EXERCISE REQUIREMENTS
Copy the stretch of the material from its first line through the line containing "header-2020: 2020年 [715, 1222, 828, 1286]", with both ends included, reproducing each line without any change.

DATA FOR THIS EXERCISE
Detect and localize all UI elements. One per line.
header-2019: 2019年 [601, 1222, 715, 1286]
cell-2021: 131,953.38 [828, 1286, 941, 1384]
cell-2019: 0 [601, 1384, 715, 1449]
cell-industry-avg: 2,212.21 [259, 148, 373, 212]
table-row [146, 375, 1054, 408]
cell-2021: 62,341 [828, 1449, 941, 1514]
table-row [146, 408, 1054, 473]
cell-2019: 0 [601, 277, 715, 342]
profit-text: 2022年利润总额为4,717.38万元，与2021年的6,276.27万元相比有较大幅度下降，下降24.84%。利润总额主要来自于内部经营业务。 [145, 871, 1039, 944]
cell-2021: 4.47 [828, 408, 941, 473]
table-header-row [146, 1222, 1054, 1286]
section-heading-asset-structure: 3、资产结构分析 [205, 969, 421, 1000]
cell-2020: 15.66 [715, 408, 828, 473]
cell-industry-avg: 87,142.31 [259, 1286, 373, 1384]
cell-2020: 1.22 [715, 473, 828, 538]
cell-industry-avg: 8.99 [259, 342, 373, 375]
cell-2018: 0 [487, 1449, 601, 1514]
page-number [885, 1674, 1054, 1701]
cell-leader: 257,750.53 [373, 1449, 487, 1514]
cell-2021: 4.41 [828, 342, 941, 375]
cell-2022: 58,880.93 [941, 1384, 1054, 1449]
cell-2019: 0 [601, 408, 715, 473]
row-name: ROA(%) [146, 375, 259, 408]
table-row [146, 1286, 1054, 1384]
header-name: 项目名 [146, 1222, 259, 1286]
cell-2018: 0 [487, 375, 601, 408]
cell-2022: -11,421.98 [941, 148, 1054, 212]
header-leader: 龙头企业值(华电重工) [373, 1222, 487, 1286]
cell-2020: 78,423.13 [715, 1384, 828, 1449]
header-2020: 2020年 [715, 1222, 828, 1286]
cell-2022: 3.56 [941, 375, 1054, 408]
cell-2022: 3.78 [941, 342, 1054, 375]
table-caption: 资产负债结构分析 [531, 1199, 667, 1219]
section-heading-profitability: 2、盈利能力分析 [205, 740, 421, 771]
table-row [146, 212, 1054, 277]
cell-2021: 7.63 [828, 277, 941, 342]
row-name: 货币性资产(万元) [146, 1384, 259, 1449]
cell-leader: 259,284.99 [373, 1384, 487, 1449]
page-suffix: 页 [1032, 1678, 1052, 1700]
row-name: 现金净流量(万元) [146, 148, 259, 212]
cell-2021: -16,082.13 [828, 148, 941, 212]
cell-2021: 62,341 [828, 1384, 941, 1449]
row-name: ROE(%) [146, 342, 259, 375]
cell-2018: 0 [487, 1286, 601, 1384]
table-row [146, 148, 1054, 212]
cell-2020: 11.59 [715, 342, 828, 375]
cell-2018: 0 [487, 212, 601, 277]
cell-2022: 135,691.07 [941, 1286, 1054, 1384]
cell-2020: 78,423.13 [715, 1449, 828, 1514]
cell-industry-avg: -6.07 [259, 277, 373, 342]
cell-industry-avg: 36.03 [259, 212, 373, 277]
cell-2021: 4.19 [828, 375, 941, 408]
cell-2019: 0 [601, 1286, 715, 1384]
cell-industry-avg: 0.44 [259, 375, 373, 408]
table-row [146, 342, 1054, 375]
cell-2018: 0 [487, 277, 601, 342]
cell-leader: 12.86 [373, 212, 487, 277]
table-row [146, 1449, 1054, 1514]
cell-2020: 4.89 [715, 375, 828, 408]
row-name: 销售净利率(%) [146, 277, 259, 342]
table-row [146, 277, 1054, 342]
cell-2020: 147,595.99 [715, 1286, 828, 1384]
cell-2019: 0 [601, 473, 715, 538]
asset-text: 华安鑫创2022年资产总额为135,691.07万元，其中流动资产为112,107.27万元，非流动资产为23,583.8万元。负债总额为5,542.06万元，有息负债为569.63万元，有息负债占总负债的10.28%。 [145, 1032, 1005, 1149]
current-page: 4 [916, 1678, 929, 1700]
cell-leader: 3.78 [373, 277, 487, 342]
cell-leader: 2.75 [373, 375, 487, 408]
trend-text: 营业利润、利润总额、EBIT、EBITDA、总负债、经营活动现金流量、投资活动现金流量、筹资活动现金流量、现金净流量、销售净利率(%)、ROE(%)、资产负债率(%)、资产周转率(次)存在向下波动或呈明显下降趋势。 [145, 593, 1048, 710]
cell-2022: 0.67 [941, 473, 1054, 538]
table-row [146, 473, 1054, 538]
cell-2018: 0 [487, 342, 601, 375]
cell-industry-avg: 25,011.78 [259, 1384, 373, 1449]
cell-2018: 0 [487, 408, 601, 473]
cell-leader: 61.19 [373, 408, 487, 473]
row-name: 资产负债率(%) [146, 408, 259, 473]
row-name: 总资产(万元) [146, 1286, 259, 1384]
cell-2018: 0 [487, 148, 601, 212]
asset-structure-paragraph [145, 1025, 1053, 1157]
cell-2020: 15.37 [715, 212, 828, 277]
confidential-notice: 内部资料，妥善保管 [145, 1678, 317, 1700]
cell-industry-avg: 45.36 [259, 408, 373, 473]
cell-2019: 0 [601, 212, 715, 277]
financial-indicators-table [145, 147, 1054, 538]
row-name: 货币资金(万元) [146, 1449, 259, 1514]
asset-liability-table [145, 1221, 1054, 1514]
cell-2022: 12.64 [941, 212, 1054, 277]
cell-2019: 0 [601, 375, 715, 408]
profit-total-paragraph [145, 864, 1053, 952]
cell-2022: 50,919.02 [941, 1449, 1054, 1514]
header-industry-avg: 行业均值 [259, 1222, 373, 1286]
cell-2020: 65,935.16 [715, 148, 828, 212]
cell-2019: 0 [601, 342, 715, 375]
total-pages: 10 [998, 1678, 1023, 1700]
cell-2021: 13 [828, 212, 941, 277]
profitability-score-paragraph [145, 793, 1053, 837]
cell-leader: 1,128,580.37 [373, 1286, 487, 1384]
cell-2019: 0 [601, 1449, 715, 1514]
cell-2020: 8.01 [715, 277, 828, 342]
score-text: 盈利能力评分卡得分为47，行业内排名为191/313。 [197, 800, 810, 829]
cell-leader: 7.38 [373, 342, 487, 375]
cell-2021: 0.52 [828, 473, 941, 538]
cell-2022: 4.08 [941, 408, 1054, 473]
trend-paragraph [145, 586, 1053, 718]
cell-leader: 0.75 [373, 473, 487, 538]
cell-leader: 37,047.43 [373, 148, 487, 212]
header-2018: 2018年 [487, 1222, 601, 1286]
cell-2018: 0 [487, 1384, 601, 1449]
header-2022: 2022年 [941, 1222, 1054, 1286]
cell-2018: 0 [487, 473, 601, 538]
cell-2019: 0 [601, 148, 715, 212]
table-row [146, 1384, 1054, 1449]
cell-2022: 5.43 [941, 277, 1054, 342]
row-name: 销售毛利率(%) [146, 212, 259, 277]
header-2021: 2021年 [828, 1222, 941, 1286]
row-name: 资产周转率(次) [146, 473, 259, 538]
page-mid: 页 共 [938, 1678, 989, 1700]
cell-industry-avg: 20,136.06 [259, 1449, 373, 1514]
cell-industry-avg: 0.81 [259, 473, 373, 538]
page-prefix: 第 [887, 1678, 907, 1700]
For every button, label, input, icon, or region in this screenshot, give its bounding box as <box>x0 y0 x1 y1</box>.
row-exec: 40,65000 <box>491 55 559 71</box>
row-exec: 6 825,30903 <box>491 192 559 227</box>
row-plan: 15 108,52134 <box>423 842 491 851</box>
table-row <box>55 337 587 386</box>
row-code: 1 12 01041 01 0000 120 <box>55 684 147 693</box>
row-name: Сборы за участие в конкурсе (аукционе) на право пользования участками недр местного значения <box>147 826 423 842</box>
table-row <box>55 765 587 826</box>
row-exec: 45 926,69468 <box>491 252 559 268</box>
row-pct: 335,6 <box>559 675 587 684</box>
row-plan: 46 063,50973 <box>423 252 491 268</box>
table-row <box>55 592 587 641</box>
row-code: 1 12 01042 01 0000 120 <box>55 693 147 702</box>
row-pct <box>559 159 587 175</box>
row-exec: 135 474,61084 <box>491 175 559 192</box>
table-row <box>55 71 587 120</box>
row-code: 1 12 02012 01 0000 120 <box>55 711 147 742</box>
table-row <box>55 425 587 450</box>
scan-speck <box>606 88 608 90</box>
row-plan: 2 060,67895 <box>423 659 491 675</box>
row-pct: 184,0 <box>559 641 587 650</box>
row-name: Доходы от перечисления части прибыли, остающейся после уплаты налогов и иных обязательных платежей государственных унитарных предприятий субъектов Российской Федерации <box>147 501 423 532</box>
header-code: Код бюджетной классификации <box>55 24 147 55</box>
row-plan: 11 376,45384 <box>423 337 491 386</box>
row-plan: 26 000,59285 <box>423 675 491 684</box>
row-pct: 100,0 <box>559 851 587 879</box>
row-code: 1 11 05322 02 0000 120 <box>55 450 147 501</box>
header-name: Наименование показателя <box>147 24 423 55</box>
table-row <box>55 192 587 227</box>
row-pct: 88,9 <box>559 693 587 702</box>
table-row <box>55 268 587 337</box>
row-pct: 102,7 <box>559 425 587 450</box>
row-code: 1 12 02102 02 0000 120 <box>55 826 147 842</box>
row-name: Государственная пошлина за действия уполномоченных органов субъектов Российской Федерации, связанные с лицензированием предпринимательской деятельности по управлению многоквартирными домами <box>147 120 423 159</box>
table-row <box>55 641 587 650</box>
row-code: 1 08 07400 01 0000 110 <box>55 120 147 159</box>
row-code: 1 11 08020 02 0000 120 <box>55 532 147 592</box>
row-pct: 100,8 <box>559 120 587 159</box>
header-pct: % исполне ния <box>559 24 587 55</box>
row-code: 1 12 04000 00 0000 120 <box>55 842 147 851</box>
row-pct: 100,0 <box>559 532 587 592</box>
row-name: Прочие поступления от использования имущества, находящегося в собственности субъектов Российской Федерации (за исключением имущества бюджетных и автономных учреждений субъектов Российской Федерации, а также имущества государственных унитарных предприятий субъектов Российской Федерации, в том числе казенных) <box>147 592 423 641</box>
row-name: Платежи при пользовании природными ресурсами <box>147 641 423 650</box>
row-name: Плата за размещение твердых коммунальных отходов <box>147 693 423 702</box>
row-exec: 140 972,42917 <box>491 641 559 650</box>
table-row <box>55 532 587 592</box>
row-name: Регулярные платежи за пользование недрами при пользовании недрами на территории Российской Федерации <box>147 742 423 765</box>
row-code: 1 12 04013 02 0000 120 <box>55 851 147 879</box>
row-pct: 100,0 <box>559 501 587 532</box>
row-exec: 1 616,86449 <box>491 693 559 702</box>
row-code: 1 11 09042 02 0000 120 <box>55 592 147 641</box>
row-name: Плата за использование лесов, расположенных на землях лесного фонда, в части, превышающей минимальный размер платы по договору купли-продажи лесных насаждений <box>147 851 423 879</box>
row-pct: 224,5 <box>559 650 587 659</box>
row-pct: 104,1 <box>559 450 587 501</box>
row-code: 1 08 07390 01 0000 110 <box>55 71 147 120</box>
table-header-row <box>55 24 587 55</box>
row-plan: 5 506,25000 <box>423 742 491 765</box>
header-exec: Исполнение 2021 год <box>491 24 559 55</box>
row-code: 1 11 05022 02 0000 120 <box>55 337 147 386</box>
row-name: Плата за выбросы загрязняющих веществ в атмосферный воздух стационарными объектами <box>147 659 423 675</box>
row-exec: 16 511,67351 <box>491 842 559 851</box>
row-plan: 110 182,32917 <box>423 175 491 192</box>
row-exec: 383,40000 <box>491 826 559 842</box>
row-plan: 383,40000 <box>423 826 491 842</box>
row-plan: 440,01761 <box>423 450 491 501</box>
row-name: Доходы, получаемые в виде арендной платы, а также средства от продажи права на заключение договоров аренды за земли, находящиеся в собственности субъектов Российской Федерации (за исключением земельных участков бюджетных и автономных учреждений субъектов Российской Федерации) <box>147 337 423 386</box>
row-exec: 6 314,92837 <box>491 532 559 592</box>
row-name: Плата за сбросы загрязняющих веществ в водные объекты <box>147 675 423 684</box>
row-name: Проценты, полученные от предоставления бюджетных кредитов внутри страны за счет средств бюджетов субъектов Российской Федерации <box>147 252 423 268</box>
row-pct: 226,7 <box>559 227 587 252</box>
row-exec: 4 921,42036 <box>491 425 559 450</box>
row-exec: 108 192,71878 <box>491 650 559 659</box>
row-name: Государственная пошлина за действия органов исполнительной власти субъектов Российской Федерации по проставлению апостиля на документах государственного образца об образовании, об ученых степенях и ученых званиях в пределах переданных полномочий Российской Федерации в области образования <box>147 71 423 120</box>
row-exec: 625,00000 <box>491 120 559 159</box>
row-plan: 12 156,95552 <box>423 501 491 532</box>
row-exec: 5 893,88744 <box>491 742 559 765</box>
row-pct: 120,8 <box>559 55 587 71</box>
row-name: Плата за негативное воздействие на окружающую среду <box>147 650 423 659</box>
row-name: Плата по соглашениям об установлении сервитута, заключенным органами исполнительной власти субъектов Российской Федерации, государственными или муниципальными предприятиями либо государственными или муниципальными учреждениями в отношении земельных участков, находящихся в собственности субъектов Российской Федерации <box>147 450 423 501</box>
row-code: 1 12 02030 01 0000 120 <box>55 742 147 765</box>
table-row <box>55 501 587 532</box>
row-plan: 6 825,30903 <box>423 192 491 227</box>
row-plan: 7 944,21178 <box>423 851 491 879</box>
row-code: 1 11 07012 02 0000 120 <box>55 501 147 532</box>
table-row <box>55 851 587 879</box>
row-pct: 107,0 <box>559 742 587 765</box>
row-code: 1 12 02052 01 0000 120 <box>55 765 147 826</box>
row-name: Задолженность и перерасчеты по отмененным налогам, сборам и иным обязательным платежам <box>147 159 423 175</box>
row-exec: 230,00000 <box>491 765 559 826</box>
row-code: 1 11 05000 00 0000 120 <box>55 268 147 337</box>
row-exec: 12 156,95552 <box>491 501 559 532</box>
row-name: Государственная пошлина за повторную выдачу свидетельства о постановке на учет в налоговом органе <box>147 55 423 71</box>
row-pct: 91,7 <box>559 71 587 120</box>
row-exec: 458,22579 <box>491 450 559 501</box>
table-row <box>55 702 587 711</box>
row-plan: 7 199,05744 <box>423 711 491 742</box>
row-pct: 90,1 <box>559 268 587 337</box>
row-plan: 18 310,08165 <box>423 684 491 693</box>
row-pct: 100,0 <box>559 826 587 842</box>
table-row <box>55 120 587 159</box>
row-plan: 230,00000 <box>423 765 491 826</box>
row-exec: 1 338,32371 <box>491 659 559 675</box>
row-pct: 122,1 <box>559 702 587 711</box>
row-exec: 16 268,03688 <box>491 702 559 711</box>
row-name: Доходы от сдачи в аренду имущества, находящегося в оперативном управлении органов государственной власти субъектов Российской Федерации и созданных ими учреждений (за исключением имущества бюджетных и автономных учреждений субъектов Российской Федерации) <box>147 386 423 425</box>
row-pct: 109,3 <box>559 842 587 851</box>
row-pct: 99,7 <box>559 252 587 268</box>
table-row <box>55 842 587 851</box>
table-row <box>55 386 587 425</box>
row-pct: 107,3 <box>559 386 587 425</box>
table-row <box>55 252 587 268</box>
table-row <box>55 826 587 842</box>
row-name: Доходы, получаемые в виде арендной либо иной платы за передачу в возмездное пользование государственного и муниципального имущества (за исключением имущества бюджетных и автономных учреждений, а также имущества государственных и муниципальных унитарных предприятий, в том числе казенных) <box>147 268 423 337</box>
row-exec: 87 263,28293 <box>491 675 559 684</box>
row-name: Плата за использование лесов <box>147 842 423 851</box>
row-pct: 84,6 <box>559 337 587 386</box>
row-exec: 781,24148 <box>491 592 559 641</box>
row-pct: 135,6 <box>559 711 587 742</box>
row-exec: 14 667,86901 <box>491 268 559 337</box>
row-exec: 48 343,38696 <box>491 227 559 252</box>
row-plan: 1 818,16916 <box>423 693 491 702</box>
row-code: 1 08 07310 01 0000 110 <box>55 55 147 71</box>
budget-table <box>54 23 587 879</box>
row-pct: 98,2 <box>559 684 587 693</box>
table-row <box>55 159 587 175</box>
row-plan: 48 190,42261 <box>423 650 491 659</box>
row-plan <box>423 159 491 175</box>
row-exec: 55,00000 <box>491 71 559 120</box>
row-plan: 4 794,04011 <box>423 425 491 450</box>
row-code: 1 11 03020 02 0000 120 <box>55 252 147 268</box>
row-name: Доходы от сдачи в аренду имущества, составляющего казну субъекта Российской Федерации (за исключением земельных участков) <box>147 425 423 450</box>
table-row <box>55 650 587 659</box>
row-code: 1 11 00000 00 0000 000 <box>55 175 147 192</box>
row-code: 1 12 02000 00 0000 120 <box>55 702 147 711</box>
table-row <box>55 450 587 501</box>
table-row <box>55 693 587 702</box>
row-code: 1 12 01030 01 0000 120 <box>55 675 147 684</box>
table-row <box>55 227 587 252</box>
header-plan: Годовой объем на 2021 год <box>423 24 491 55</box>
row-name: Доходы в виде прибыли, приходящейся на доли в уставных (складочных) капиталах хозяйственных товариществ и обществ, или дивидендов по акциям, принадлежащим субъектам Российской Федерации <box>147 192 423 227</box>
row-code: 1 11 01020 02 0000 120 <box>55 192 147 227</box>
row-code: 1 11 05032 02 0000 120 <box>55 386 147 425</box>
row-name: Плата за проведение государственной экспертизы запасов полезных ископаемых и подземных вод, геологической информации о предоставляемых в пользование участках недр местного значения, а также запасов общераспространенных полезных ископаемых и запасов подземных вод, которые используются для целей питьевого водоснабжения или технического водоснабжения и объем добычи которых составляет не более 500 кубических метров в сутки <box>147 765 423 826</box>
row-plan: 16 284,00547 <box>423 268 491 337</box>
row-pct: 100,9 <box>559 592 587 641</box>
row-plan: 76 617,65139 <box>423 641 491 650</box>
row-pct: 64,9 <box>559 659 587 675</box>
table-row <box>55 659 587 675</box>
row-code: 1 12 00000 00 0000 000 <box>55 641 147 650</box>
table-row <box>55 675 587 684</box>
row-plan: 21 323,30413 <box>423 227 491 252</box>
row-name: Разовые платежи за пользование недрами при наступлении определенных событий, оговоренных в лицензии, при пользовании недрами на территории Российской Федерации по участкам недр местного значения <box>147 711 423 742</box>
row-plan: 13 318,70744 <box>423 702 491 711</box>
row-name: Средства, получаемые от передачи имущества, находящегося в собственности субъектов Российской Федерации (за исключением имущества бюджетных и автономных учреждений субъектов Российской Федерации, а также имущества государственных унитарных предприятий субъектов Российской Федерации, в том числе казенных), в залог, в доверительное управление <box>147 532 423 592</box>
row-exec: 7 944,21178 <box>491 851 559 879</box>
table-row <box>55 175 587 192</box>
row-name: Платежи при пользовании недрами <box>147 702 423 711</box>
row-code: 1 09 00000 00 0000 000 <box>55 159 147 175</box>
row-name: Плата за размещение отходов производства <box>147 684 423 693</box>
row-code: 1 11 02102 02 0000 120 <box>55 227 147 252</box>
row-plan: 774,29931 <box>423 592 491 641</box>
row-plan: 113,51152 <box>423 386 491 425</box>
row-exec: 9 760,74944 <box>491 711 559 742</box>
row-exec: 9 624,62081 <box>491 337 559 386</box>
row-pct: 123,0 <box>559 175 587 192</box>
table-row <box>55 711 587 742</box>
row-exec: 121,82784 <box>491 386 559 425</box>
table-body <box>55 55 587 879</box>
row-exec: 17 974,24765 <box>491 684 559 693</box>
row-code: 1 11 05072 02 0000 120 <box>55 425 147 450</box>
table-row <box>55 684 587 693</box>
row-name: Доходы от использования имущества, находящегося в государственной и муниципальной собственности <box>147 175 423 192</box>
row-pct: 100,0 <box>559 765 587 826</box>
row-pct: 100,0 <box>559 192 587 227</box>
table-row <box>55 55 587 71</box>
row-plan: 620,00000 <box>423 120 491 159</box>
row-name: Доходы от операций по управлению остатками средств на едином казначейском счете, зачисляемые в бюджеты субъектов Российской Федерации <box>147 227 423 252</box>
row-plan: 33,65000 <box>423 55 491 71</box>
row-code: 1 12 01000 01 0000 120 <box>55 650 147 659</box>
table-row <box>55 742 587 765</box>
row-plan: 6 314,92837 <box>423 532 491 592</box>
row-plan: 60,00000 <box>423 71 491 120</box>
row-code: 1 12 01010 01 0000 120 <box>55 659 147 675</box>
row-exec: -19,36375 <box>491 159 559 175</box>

WRITTEN RESPONSE
Detect and localize all UI elements. One per line.
header-2019: 2019年 [601, 1222, 715, 1286]
cell-2021: 131,953.38 [828, 1286, 941, 1384]
cell-2019: 0 [601, 1384, 715, 1449]
cell-industry-avg: 2,212.21 [259, 148, 373, 212]
table-row [146, 375, 1054, 408]
cell-2021: 62,341 [828, 1449, 941, 1514]
table-row [146, 408, 1054, 473]
cell-2019: 0 [601, 277, 715, 342]
profit-text: 2022年利润总额为4,717.38万元，与2021年的6,276.27万元相比有较大幅度下降，下降24.84%。利润总额主要来自于内部经营业务。 [145, 871, 1039, 944]
cell-2021: 4.47 [828, 408, 941, 473]
table-header-row [146, 1222, 1054, 1286]
section-heading-asset-structure: 3、资产结构分析 [205, 969, 421, 1000]
cell-2020: 15.66 [715, 408, 828, 473]
cell-industry-avg: 87,142.31 [259, 1286, 373, 1384]
cell-2020: 1.22 [715, 473, 828, 538]
cell-industry-avg: 8.99 [259, 342, 373, 375]
cell-2018: 0 [487, 1449, 601, 1514]
page-number [885, 1674, 1054, 1701]
cell-leader: 257,750.53 [373, 1449, 487, 1514]
cell-2021: 4.41 [828, 342, 941, 375]
cell-2022: 58,880.93 [941, 1384, 1054, 1449]
cell-2019: 0 [601, 408, 715, 473]
row-name: ROA(%) [146, 375, 259, 408]
table-row [146, 1286, 1054, 1384]
header-name: 项目名 [146, 1222, 259, 1286]
cell-2018: 0 [487, 375, 601, 408]
cell-2022: -11,421.98 [941, 148, 1054, 212]
header-leader: 龙头企业值(华电重工) [373, 1222, 487, 1286]
cell-2020: 78,423.13 [715, 1384, 828, 1449]
header-2020: 2020年 [715, 1222, 828, 1286]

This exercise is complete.